Count the lines of the material below that contain the string "divider". Reply with the number alone.

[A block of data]
*-*-*

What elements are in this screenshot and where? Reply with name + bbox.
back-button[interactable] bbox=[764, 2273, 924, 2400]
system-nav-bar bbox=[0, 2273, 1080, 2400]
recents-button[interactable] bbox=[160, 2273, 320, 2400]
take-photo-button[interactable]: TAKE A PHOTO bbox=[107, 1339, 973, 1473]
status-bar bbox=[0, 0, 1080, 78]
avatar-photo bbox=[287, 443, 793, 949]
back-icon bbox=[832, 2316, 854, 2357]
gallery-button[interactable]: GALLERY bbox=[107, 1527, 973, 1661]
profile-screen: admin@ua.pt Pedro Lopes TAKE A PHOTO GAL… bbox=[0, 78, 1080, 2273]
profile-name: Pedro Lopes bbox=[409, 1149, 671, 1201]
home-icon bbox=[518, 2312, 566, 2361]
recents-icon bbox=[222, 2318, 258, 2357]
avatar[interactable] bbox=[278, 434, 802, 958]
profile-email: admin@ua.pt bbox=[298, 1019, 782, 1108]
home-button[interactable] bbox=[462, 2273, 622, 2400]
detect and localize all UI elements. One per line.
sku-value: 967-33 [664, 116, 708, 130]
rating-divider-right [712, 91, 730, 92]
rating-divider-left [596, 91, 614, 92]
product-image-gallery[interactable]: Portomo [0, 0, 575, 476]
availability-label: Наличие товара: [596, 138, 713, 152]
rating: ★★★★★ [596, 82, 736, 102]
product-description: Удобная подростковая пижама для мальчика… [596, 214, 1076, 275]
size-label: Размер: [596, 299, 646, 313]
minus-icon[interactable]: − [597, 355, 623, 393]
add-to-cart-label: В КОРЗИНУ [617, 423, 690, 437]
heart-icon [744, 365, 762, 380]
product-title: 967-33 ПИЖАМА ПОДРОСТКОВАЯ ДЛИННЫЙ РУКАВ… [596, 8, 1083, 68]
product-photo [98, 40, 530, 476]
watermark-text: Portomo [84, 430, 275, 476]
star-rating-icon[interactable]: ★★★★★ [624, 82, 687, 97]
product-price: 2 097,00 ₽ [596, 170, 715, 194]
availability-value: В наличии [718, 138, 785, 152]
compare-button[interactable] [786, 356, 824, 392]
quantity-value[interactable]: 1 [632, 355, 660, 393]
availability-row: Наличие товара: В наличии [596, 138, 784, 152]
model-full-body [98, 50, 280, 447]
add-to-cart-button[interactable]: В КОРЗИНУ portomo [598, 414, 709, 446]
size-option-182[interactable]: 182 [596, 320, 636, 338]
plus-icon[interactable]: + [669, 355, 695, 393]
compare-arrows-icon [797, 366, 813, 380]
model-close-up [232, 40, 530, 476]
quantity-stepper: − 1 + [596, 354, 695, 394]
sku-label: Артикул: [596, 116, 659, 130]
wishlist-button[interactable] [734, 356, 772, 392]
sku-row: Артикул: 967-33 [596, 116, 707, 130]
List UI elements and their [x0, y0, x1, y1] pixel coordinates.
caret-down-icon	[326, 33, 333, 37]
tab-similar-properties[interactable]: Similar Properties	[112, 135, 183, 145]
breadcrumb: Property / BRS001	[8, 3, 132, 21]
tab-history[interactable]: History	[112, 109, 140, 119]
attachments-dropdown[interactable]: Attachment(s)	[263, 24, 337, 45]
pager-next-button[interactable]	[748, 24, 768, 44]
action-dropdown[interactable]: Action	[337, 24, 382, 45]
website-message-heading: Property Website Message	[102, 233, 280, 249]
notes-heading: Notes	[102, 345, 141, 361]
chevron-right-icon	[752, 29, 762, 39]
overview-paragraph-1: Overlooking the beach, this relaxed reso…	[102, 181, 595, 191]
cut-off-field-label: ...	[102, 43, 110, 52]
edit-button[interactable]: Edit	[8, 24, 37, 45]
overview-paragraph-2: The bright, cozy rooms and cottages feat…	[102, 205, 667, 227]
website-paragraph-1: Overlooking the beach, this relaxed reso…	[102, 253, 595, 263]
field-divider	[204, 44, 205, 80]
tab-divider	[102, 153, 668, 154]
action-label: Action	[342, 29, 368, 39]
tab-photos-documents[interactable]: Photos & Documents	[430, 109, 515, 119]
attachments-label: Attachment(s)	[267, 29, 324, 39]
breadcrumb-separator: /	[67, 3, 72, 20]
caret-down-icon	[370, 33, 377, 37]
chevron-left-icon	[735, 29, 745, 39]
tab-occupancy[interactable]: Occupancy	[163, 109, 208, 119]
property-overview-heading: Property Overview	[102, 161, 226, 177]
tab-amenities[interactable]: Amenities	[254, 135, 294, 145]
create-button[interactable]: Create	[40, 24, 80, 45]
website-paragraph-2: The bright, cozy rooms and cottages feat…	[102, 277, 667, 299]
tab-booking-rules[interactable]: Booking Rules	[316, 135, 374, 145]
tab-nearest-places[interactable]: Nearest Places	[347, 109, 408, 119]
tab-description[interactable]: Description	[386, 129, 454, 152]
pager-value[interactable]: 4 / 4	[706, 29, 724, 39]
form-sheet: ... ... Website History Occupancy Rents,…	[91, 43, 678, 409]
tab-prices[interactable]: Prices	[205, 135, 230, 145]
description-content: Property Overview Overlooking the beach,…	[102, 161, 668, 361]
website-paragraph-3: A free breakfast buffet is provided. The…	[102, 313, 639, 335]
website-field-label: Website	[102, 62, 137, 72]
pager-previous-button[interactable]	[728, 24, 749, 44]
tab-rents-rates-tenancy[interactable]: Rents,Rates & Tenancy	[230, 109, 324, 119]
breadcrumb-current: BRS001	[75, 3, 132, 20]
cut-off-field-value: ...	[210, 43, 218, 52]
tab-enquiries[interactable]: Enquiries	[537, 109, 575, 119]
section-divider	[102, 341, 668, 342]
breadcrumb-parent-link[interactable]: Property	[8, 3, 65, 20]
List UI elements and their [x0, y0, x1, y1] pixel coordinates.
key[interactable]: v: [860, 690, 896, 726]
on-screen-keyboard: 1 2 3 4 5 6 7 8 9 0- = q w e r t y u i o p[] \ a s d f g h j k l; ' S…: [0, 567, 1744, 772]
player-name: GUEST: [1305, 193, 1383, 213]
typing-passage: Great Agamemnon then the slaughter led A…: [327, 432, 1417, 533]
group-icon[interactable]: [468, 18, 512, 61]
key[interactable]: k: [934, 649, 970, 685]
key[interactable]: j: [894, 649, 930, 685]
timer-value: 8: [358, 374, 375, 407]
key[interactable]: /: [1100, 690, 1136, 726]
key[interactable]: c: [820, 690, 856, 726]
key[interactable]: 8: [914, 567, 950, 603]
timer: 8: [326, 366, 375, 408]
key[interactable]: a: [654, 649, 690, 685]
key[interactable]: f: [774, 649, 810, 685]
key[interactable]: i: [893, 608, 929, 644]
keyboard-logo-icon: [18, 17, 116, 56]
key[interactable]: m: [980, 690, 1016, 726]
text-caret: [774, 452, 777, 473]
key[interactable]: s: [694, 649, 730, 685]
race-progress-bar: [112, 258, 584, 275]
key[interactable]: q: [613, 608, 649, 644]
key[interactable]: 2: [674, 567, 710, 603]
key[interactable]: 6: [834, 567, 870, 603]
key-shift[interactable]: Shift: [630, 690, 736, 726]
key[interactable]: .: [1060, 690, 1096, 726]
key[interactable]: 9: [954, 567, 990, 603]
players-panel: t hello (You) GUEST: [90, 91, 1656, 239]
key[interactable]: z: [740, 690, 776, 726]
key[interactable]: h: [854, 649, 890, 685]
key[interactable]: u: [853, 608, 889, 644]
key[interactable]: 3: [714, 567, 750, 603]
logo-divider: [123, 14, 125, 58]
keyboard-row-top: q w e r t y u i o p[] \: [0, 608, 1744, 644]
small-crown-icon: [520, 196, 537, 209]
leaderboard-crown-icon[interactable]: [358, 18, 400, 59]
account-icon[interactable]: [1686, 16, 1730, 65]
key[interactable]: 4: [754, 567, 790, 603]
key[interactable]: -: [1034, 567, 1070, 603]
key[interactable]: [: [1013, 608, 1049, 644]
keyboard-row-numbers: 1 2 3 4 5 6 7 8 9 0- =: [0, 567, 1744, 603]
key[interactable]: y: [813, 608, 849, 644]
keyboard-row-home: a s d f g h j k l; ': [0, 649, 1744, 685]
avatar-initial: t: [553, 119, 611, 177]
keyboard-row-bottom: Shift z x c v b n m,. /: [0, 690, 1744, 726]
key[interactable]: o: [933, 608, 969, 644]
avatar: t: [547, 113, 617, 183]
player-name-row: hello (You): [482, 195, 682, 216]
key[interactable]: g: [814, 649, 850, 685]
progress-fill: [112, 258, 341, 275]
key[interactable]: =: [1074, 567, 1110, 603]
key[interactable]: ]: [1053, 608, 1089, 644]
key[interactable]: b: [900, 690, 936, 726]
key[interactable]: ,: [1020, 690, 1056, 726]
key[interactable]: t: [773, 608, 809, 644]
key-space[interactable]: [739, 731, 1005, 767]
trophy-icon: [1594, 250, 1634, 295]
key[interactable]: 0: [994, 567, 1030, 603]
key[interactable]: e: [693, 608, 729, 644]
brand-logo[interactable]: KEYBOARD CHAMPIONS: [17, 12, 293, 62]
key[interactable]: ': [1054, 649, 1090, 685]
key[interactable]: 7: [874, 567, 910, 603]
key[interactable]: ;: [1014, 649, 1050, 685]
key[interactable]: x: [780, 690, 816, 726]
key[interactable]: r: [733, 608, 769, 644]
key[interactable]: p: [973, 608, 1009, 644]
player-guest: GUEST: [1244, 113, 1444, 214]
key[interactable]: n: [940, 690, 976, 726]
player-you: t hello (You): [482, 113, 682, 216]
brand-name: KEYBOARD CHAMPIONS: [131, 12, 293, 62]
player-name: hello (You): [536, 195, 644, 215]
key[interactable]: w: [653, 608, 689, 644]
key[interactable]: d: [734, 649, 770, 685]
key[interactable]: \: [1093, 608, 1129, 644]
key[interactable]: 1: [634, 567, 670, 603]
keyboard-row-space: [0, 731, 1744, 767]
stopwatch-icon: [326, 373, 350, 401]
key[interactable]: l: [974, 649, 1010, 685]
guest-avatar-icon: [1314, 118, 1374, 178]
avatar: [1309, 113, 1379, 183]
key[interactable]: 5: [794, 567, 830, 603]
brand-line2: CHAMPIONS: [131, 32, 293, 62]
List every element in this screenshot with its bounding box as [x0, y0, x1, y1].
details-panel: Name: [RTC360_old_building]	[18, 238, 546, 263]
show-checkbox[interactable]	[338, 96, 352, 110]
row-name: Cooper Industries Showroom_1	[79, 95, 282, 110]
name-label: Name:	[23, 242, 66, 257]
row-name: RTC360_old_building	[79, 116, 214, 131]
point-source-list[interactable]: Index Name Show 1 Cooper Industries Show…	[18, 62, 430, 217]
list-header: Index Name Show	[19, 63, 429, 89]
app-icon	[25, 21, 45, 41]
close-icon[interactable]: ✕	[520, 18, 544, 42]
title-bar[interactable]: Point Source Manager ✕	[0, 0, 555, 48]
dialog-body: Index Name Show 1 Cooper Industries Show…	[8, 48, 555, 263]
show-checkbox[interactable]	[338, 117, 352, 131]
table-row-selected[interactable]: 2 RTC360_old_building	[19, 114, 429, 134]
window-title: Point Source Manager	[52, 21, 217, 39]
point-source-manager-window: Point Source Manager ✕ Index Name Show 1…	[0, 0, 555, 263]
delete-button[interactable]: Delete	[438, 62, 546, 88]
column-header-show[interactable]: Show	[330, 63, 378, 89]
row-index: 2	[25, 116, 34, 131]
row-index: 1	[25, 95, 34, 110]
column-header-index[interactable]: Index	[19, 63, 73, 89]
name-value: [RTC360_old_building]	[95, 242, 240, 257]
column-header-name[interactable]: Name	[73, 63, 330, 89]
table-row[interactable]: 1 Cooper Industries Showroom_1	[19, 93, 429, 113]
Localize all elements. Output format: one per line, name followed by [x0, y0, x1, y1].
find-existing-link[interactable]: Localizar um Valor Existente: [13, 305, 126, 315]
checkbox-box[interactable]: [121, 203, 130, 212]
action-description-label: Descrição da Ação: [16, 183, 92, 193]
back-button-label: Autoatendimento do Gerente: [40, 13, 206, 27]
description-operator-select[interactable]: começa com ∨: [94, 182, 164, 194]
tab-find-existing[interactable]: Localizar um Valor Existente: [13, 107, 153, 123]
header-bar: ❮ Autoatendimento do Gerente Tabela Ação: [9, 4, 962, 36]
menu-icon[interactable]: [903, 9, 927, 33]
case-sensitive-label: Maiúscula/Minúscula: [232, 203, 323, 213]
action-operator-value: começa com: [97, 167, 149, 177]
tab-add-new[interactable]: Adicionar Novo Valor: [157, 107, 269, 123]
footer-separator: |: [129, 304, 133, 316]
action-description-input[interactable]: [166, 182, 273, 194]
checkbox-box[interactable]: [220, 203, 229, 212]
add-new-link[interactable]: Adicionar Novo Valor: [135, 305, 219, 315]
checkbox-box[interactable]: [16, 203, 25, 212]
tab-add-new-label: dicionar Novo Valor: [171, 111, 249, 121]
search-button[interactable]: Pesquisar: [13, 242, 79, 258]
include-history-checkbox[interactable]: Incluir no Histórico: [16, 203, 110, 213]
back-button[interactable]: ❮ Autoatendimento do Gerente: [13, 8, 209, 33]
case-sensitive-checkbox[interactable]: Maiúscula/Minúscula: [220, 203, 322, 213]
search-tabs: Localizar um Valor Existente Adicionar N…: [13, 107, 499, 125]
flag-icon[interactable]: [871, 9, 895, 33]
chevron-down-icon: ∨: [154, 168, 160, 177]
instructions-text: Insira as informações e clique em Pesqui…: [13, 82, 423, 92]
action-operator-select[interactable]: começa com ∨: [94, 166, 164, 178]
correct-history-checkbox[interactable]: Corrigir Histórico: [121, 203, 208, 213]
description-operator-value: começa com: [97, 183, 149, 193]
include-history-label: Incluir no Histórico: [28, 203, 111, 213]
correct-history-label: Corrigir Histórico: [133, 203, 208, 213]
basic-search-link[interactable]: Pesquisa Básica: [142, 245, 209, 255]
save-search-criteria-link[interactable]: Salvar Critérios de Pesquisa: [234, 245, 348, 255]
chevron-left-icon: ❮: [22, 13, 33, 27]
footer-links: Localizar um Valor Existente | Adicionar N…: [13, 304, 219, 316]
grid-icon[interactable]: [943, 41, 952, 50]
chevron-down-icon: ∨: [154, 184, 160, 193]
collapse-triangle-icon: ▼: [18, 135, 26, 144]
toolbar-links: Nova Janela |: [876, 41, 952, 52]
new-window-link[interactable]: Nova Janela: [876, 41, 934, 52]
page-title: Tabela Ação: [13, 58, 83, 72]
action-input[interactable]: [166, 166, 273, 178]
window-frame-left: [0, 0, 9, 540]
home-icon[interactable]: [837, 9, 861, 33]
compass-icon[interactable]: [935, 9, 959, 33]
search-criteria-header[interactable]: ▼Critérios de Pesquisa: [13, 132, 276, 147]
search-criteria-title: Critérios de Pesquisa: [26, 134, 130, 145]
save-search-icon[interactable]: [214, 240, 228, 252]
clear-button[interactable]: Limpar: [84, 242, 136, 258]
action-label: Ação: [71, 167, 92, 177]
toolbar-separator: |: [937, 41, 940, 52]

*-*-*

- SOLUTION FOR THIS EXERCISE -
6